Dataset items
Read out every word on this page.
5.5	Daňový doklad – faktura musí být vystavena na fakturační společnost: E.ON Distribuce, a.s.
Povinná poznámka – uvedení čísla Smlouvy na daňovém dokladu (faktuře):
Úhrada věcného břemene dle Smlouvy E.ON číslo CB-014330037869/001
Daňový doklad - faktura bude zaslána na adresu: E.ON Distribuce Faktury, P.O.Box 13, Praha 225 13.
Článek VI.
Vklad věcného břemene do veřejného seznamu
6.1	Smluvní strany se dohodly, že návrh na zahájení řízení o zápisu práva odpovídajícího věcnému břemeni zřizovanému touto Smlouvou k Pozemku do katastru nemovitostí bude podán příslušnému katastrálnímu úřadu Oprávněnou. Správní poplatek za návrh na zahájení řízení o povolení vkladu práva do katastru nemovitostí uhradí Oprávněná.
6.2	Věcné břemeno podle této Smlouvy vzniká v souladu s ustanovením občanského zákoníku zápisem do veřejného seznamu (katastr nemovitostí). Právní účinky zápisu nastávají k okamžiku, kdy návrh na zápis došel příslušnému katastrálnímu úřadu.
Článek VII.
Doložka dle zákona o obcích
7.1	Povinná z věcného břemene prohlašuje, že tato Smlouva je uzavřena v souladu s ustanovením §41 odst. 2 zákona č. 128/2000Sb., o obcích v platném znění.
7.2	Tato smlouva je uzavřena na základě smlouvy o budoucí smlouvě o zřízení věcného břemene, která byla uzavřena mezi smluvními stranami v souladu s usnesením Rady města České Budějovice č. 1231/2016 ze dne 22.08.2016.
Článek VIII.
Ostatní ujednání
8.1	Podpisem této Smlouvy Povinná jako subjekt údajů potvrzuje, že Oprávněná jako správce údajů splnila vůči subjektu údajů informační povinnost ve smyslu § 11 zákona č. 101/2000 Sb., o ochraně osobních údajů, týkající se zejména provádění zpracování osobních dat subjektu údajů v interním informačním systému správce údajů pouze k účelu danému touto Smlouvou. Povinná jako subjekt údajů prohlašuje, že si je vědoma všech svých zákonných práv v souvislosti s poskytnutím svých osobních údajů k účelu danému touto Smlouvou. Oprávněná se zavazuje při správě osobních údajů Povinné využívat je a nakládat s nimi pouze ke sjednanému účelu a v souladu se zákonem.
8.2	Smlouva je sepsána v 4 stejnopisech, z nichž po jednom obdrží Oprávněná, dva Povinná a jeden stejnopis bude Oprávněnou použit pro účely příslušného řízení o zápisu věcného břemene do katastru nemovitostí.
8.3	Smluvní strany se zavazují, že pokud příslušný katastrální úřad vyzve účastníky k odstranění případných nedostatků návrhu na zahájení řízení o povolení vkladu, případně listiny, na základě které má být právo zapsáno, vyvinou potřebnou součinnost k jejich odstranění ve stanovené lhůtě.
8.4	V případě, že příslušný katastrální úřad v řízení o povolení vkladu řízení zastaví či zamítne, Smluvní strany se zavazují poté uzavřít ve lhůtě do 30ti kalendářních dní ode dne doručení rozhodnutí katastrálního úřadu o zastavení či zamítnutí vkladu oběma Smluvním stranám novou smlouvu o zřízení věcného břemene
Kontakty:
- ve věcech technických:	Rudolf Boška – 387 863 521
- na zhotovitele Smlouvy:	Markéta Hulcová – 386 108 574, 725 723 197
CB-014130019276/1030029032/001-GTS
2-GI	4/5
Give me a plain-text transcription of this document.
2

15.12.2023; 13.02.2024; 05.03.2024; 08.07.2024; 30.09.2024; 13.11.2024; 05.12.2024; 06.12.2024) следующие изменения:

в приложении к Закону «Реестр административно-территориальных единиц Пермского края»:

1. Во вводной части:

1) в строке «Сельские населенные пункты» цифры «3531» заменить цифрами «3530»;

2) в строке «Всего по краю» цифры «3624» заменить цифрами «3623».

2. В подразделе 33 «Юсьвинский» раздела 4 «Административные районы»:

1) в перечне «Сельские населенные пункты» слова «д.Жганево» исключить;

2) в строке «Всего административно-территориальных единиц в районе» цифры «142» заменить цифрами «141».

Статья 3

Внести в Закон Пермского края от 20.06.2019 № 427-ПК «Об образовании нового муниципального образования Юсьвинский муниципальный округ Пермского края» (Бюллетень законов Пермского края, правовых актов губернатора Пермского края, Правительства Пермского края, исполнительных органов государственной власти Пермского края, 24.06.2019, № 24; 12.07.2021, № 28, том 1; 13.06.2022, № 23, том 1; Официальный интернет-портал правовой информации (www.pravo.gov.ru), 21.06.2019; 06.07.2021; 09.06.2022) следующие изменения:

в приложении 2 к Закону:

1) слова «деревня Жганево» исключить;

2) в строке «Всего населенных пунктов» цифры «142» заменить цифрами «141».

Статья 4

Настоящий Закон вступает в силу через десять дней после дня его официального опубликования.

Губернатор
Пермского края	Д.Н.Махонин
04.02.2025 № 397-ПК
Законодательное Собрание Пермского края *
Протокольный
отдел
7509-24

Objective: Copy every line above that includes the string "Закону".

Output of the exercise:
в приложении к Закону «Реестр административно-территориальных единиц Пермского края»:
в приложении 2 к Закону:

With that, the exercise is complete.